━━━ GIVEN DATA
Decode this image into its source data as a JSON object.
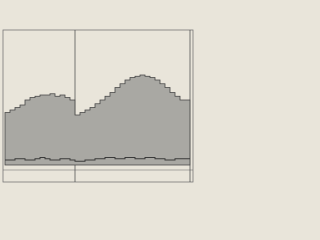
{
  "chart_data": {
    "type": "area-step",
    "categories": [
      null,
      null,
      null,
      null,
      null,
      null,
      null,
      null,
      null,
      null,
      null,
      null,
      null,
      null,
      null,
      null,
      null,
      null,
      null,
      null,
      null,
      null,
      null,
      null,
      null,
      null,
      null,
      null,
      null,
      null,
      null,
      null,
      null,
      null,
      null,
      null,
      null
    ],
    "ylim": [
      0,
      100
    ],
    "series": [
      {
        "color": "#a9a8a3",
        "values": [
          42,
          44,
          46,
          48,
          52,
          54,
          55,
          56,
          56,
          57,
          55,
          56,
          54,
          52,
          40,
          42,
          44,
          46,
          49,
          52,
          55,
          58,
          62,
          65,
          68,
          70,
          71,
          72,
          71,
          70,
          68,
          65,
          62,
          58,
          55,
          52,
          52
        ]
      },
      {
        "color": "#3a3a3a",
        "values": [
          4,
          4,
          5,
          5,
          4,
          4,
          5,
          6,
          5,
          4,
          4,
          5,
          5,
          4,
          3,
          3,
          4,
          4,
          5,
          5,
          6,
          6,
          5,
          5,
          6,
          6,
          5,
          5,
          6,
          6,
          5,
          5,
          4,
          4,
          5,
          5,
          5
        ]
      }
    ]
  }
}
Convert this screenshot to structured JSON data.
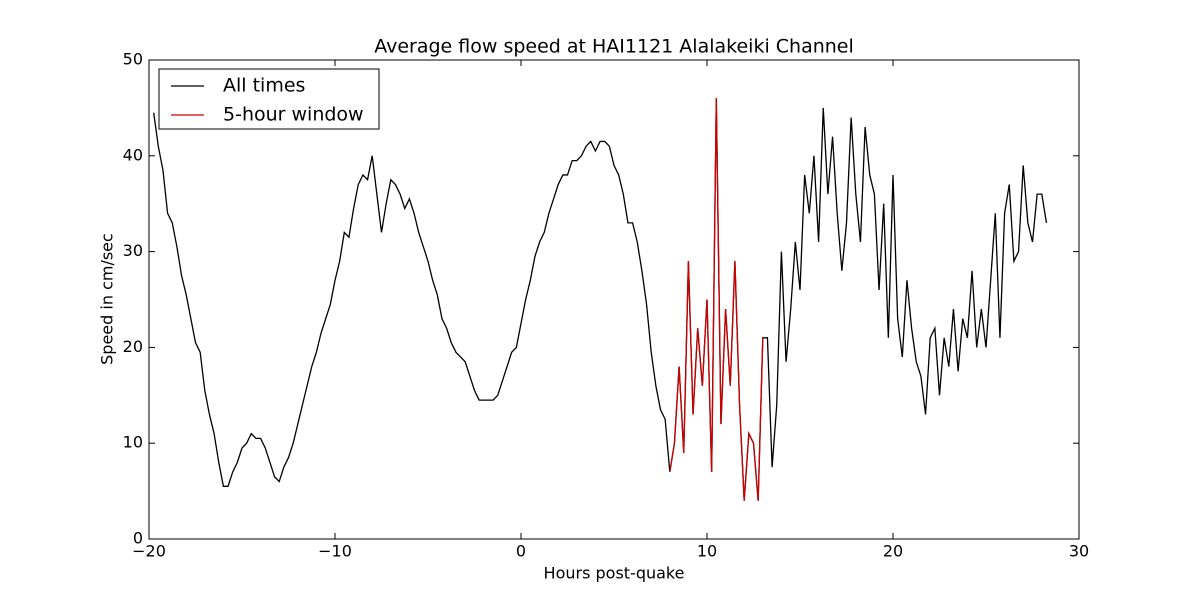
{
  "chart_data": {
    "type": "line",
    "title": "Average flow speed at HAI1121   Alalakeiki Channel",
    "xlabel": "Hours post-quake",
    "ylabel": "Speed in cm/sec",
    "xlim": [
      -20,
      30
    ],
    "ylim": [
      0,
      50
    ],
    "xticks": [
      {
        "value": -20,
        "label": "−20"
      },
      {
        "value": -10,
        "label": "−10"
      },
      0,
      10,
      20,
      30
    ],
    "yticks": [
      0,
      10,
      20,
      30,
      40,
      50
    ],
    "legend": "upper left",
    "x": [
      -19.75,
      -19.5,
      -19.25,
      -19,
      -18.75,
      -18.5,
      -18.25,
      -18,
      -17.75,
      -17.5,
      -17.25,
      -17,
      -16.75,
      -16.5,
      -16.25,
      -16,
      -15.75,
      -15.5,
      -15.25,
      -15,
      -14.75,
      -14.5,
      -14.25,
      -14,
      -13.75,
      -13.5,
      -13.25,
      -13,
      -12.75,
      -12.5,
      -12.25,
      -12,
      -11.75,
      -11.5,
      -11.25,
      -11,
      -10.75,
      -10.5,
      -10.25,
      -10,
      -9.75,
      -9.5,
      -9.25,
      -9,
      -8.75,
      -8.5,
      -8.25,
      -8,
      -7.75,
      -7.5,
      -7.25,
      -7,
      -6.75,
      -6.5,
      -6.25,
      -6,
      -5.75,
      -5.5,
      -5.25,
      -5,
      -4.75,
      -4.5,
      -4.25,
      -4,
      -3.75,
      -3.5,
      -3.25,
      -3,
      -2.75,
      -2.5,
      -2.25,
      -2,
      -1.75,
      -1.5,
      -1.25,
      -1,
      -0.75,
      -0.5,
      -0.25,
      0,
      0.25,
      0.5,
      0.75,
      1,
      1.25,
      1.5,
      1.75,
      2,
      2.25,
      2.5,
      2.75,
      3,
      3.25,
      3.5,
      3.75,
      4,
      4.25,
      4.5,
      4.75,
      5,
      5.25,
      5.5,
      5.75,
      6,
      6.25,
      6.5,
      6.75,
      7,
      7.25,
      7.5,
      7.75,
      8,
      8.25,
      8.5,
      8.75,
      9,
      9.25,
      9.5,
      9.75,
      10,
      10.25,
      10.5,
      10.75,
      11,
      11.25,
      11.5,
      11.75,
      12,
      12.25,
      12.5,
      12.75,
      13,
      13.25,
      13.5,
      13.75,
      14,
      14.25,
      14.5,
      14.75,
      15,
      15.25,
      15.5,
      15.75,
      16,
      16.25,
      16.5,
      16.75,
      17,
      17.25,
      17.5,
      17.75,
      18,
      18.25,
      18.5,
      18.75,
      19,
      19.25,
      19.5,
      19.75,
      20,
      20.25,
      20.5,
      20.75,
      21,
      21.25,
      21.5,
      21.75,
      22,
      22.25,
      22.5,
      22.75,
      23,
      23.25,
      23.5,
      23.75,
      24,
      24.25,
      24.5,
      24.75,
      25,
      25.25,
      25.5,
      25.75,
      26,
      26.25,
      26.5,
      26.75,
      27,
      27.25,
      27.5,
      27.75,
      28,
      28.25
    ],
    "series": [
      {
        "name": "All times",
        "color": "#000000",
        "values": [
          44.5,
          41,
          38.5,
          34,
          33,
          30.5,
          27.5,
          25.5,
          23,
          20.5,
          19.5,
          15.5,
          13,
          11,
          8,
          5.5,
          5.5,
          7,
          8,
          9.5,
          10,
          11,
          10.5,
          10.5,
          9.5,
          8,
          6.5,
          6,
          7.5,
          8.5,
          10,
          12,
          14,
          16,
          18,
          19.5,
          21.5,
          23,
          24.5,
          27,
          29,
          32,
          31.5,
          34.5,
          37,
          38,
          37.5,
          40,
          36,
          32,
          35,
          37.5,
          37,
          36,
          34.5,
          35.5,
          34,
          32,
          30.5,
          29,
          27,
          25.5,
          23,
          22,
          20.5,
          19.5,
          19,
          18.5,
          17,
          15.5,
          14.5,
          14.5,
          14.5,
          14.5,
          15,
          16.5,
          18,
          19.5,
          20,
          22.5,
          25,
          27,
          29.5,
          31,
          32,
          34,
          35.5,
          37,
          38,
          38,
          39.5,
          39.5,
          40,
          41,
          41.5,
          40.5,
          41.5,
          41.5,
          41,
          39,
          38,
          36,
          33,
          33,
          31,
          28,
          24.5,
          19.5,
          16,
          13.5,
          12.5,
          7,
          10,
          18,
          9,
          29,
          13,
          22,
          16,
          25,
          7,
          46,
          12,
          24,
          16,
          29,
          14,
          4,
          11,
          10,
          4,
          21,
          21,
          7.5,
          14,
          30,
          18.5,
          24,
          31,
          26,
          38,
          34,
          40,
          31,
          45,
          36,
          42,
          34,
          28,
          33,
          44,
          36,
          31,
          43,
          38,
          36,
          26,
          35,
          21,
          38,
          23,
          19,
          27,
          22,
          18.5,
          17,
          13,
          21,
          22,
          15,
          21,
          18,
          24,
          17.5,
          23,
          21,
          28,
          20,
          24,
          20,
          27,
          34,
          21,
          34,
          37,
          29,
          30,
          39,
          33,
          31,
          36,
          36,
          33
        ]
      },
      {
        "name": "5-hour window",
        "color": "#cc0000",
        "values": [
          null,
          null,
          null,
          null,
          null,
          null,
          null,
          null,
          null,
          null,
          null,
          null,
          null,
          null,
          null,
          null,
          null,
          null,
          null,
          null,
          null,
          null,
          null,
          null,
          null,
          null,
          null,
          null,
          null,
          null,
          null,
          null,
          null,
          null,
          null,
          null,
          null,
          null,
          null,
          null,
          null,
          null,
          null,
          null,
          null,
          null,
          null,
          null,
          null,
          null,
          null,
          null,
          null,
          null,
          null,
          null,
          null,
          null,
          null,
          null,
          null,
          null,
          null,
          null,
          null,
          null,
          null,
          null,
          null,
          null,
          null,
          null,
          null,
          null,
          null,
          null,
          null,
          null,
          null,
          null,
          null,
          null,
          null,
          null,
          null,
          null,
          null,
          null,
          null,
          null,
          null,
          null,
          null,
          null,
          null,
          null,
          null,
          null,
          null,
          null,
          null,
          null,
          null,
          null,
          null,
          null,
          null,
          null,
          null,
          null,
          null,
          7,
          10,
          18,
          9,
          29,
          13,
          22,
          16,
          25,
          7,
          46,
          12,
          24,
          16,
          29,
          14,
          4,
          11,
          10,
          4,
          21,
          null,
          null,
          null,
          null,
          null,
          null,
          null,
          null,
          null,
          null,
          null,
          null,
          null,
          null,
          null,
          null,
          null,
          null,
          null,
          null,
          null,
          null,
          null,
          null,
          null,
          null,
          null,
          null,
          null,
          null,
          null,
          null,
          null,
          null,
          null,
          null,
          null,
          null,
          null,
          null,
          null,
          null,
          null,
          null,
          null,
          null,
          null,
          null,
          null,
          null,
          null,
          null,
          null,
          null,
          null,
          null,
          null,
          null,
          null,
          null,
          null
        ]
      }
    ]
  }
}
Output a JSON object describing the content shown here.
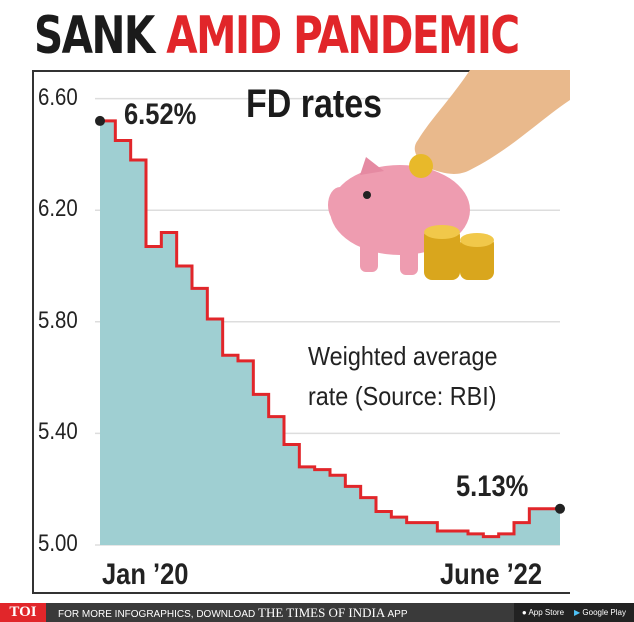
{
  "headline": {
    "part1": "SANK",
    "part2": "AMID PANDEMIC"
  },
  "title": "FD rates",
  "note": {
    "line1": "Weighted average",
    "line2": "rate (Source: RBI)"
  },
  "footer": {
    "brand": "TOI",
    "text": "FOR MORE INFOGRAPHICS, DOWNLOAD",
    "paper": "THE TIMES OF INDIA",
    "app": "APP",
    "appstore": "App Store",
    "googleplay": "Google Play"
  },
  "colors": {
    "fill": "#9fcfd2",
    "line": "#e1262a",
    "red": "#e1262a"
  },
  "chart_data": {
    "type": "area",
    "title": "FD rates",
    "subtitle": "Weighted average rate (Source: RBI)",
    "xlabel": "",
    "ylabel": "",
    "x_tick_labels": [
      "Jan ’20",
      "June ’22"
    ],
    "y_ticks": [
      "6.60",
      "6.20",
      "5.80",
      "5.40",
      "5.00"
    ],
    "ylim": [
      5.0,
      6.6
    ],
    "grid": true,
    "annotations": {
      "start": "6.52%",
      "end": "5.13%"
    },
    "values": [
      6.52,
      6.45,
      6.38,
      6.07,
      6.12,
      6.0,
      5.92,
      5.81,
      5.68,
      5.66,
      5.54,
      5.46,
      5.36,
      5.28,
      5.27,
      5.25,
      5.21,
      5.17,
      5.12,
      5.1,
      5.08,
      5.08,
      5.05,
      5.05,
      5.04,
      5.03,
      5.04,
      5.08,
      5.13,
      5.13
    ]
  }
}
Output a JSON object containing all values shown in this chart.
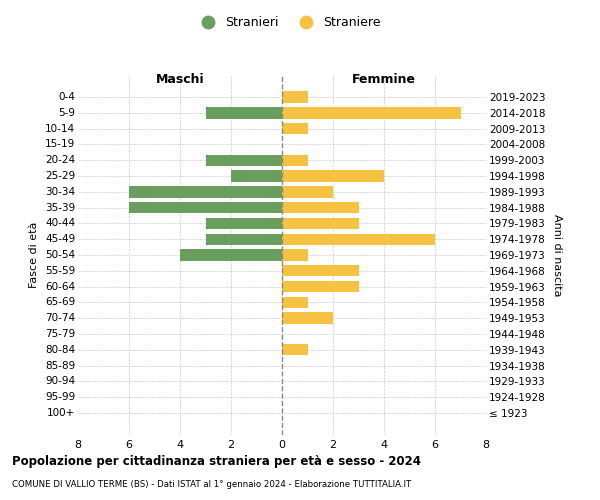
{
  "age_groups": [
    "0-4",
    "5-9",
    "10-14",
    "15-19",
    "20-24",
    "25-29",
    "30-34",
    "35-39",
    "40-44",
    "45-49",
    "50-54",
    "55-59",
    "60-64",
    "65-69",
    "70-74",
    "75-79",
    "80-84",
    "85-89",
    "90-94",
    "95-99",
    "100+"
  ],
  "birth_years": [
    "2019-2023",
    "2014-2018",
    "2009-2013",
    "2004-2008",
    "1999-2003",
    "1994-1998",
    "1989-1993",
    "1984-1988",
    "1979-1983",
    "1974-1978",
    "1969-1973",
    "1964-1968",
    "1959-1963",
    "1954-1958",
    "1949-1953",
    "1944-1948",
    "1939-1943",
    "1934-1938",
    "1929-1933",
    "1924-1928",
    "≤ 1923"
  ],
  "maschi": [
    0,
    3,
    0,
    0,
    3,
    2,
    6,
    6,
    3,
    3,
    4,
    0,
    0,
    0,
    0,
    0,
    0,
    0,
    0,
    0,
    0
  ],
  "femmine": [
    1,
    7,
    1,
    0,
    1,
    4,
    2,
    3,
    3,
    6,
    1,
    3,
    3,
    1,
    2,
    0,
    1,
    0,
    0,
    0,
    0
  ],
  "color_maschi": "#6a9e5f",
  "color_femmine": "#f5c242",
  "color_dashed_line": "#888888",
  "xlabel_left": "Maschi",
  "xlabel_right": "Femmine",
  "ylabel_left": "Fasce di età",
  "ylabel_right": "Anni di nascita",
  "title": "Popolazione per cittadinanza straniera per età e sesso - 2024",
  "subtitle": "COMUNE DI VALLIO TERME (BS) - Dati ISTAT al 1° gennaio 2024 - Elaborazione TUTTITALIA.IT",
  "legend_maschi": "Stranieri",
  "legend_femmine": "Straniere",
  "xlim": 8,
  "bg_color": "#ffffff",
  "grid_color": "#cccccc"
}
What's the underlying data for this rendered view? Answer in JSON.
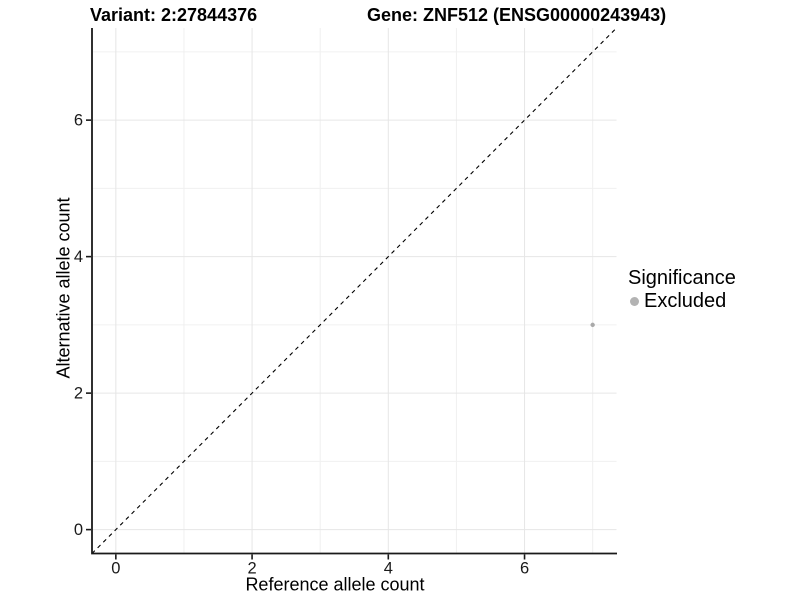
{
  "chart_data": {
    "type": "scatter",
    "title_left": "Variant: 2:27844376",
    "title_right": "Gene: ZNF512 (ENSG00000243943)",
    "xlabel": "Reference allele count",
    "ylabel": "Alternative allele count",
    "xlim": [
      -0.35,
      7.35
    ],
    "ylim": [
      -0.35,
      7.35
    ],
    "x_major_ticks": [
      0,
      2,
      4,
      6
    ],
    "y_major_ticks": [
      0,
      2,
      4,
      6
    ],
    "x_minor_ticks": [
      1,
      3,
      5,
      7
    ],
    "y_minor_ticks": [
      1,
      3,
      5,
      7
    ],
    "grid": true,
    "reference_line": {
      "kind": "identity",
      "style": "dashed",
      "from": [
        -0.35,
        -0.35
      ],
      "to": [
        7.35,
        7.35
      ],
      "color": "#000000"
    },
    "series": [
      {
        "name": "Excluded",
        "color": "#a9a9a9",
        "points": [
          {
            "x": 7,
            "y": 3
          }
        ]
      }
    ],
    "legend": {
      "title": "Significance",
      "position": "right",
      "items": [
        {
          "label": "Excluded",
          "color": "#b3b3b3"
        }
      ]
    },
    "colors": {
      "background": "#ffffff",
      "grid_major": "#e6e6e6",
      "grid_minor": "#f0f0f0",
      "axis_line": "#1a1a1a",
      "tick_label": "#1a1a1a",
      "point": "#a9a9a9"
    }
  }
}
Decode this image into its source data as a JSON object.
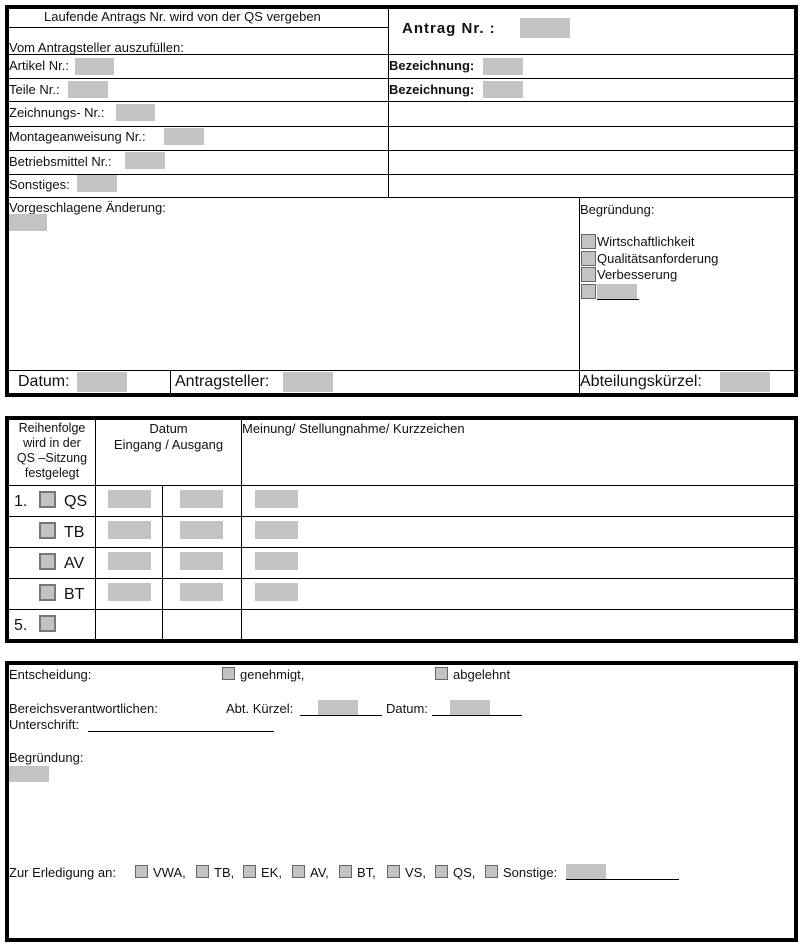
{
  "form": {
    "header_note": "Laufende Antrags Nr. wird von der QS vergeben",
    "antrag_nr_label": "Antrag Nr. :",
    "applicant_section": "Vom Antragsteller auszufüllen:",
    "fields": [
      "Artikel Nr.:",
      "Teile Nr.:",
      "Zeichnungs- Nr.:",
      "Montageanweisung Nr.:",
      "Betriebsmittel Nr.:",
      "Sonstiges:"
    ],
    "bezeichnung_label": "Bezeichnung:",
    "proposed_change": "Vorgeschlagene Änderung:",
    "reason_label": "Begründung:",
    "reasons": [
      "Wirtschaftlichkeit",
      "Qualitätsanforderung",
      "Verbesserung"
    ],
    "datum_label": "Datum:",
    "antragsteller_label": "Antragsteller:",
    "abteilung_label": "Abteilungskürzel:"
  },
  "routing": {
    "col1_header": "Reihenfolge wird in der QS –Sitzung festgelegt",
    "col1_lines": [
      "Reihenfolge",
      "wird in der",
      "QS –Sitzung",
      "festgelegt"
    ],
    "datum_header": "Datum",
    "datum_sub": "Eingang / Ausgang",
    "opinion_header": "Meinung/ Stellungnahme/ Kurzzeichen",
    "rows": [
      {
        "num": "1.",
        "dept": "QS"
      },
      {
        "num": "",
        "dept": "TB"
      },
      {
        "num": "",
        "dept": "AV"
      },
      {
        "num": "",
        "dept": "BT"
      },
      {
        "num": "5.",
        "dept": ""
      }
    ]
  },
  "decision": {
    "label": "Entscheidung:",
    "approved": "genehmigt,",
    "rejected": "abgelehnt",
    "responsible": "Bereichsverantwortlichen:",
    "abt_kuerzel": "Abt. Kürzel:",
    "datum": "Datum:",
    "signature": "Unterschrift:",
    "reason": "Begründung:",
    "for_completion": "Zur Erledigung an:",
    "departments": [
      "VWA,",
      "TB,",
      "EK,",
      "AV,",
      "BT,",
      "VS,",
      "QS,",
      "Sonstige:"
    ]
  }
}
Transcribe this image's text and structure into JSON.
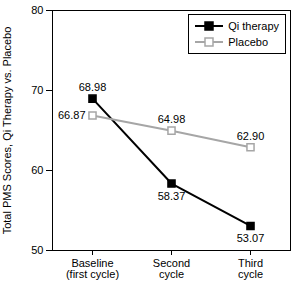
━━━━━━
Search the lines above for the string "Output", then show every one that has it.

**THE COMPLETED TASK:**
Output a JSON object describing the content shown here.
Output a JSON object containing all values shown in this chart.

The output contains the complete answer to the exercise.